REQUIREMENTS: Report the count of lines that carry the string "arrow", and add nothing.

PROVIDED DATA:
----------------

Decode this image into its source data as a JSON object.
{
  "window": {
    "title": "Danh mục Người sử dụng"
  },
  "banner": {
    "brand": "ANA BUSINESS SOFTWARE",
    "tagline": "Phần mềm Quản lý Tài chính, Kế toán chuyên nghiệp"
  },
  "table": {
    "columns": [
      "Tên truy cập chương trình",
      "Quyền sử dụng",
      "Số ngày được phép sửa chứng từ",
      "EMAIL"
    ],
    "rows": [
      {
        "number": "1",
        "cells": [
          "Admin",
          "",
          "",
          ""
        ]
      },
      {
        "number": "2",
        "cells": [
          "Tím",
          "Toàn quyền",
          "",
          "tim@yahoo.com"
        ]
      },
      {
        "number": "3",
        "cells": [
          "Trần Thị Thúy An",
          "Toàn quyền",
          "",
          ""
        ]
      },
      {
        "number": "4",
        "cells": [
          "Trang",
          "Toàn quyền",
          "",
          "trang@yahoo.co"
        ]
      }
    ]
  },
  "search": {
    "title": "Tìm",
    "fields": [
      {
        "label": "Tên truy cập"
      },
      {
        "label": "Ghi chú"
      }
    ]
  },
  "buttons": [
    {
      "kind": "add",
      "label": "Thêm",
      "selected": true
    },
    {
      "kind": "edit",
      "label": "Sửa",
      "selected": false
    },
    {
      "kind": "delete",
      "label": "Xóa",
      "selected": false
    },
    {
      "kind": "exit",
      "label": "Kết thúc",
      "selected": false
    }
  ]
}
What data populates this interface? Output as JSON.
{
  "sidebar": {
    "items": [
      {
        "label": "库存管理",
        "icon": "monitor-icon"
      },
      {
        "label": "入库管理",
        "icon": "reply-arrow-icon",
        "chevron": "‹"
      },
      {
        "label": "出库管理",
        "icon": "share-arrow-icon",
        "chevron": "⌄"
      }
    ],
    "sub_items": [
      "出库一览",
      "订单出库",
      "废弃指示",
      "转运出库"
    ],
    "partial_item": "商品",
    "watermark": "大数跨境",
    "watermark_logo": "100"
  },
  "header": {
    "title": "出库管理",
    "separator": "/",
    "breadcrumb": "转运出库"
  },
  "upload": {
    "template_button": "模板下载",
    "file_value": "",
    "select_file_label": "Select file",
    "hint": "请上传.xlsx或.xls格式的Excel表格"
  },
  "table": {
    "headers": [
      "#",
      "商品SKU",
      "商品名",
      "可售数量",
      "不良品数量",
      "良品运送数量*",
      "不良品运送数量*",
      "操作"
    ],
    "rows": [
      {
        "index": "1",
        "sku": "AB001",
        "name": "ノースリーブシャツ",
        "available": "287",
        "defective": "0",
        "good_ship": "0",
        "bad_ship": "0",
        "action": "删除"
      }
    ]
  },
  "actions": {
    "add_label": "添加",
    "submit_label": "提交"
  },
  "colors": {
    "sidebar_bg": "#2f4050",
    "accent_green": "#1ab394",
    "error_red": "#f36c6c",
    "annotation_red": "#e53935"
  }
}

----------------

ANSWER TO THE EXERCISE: 2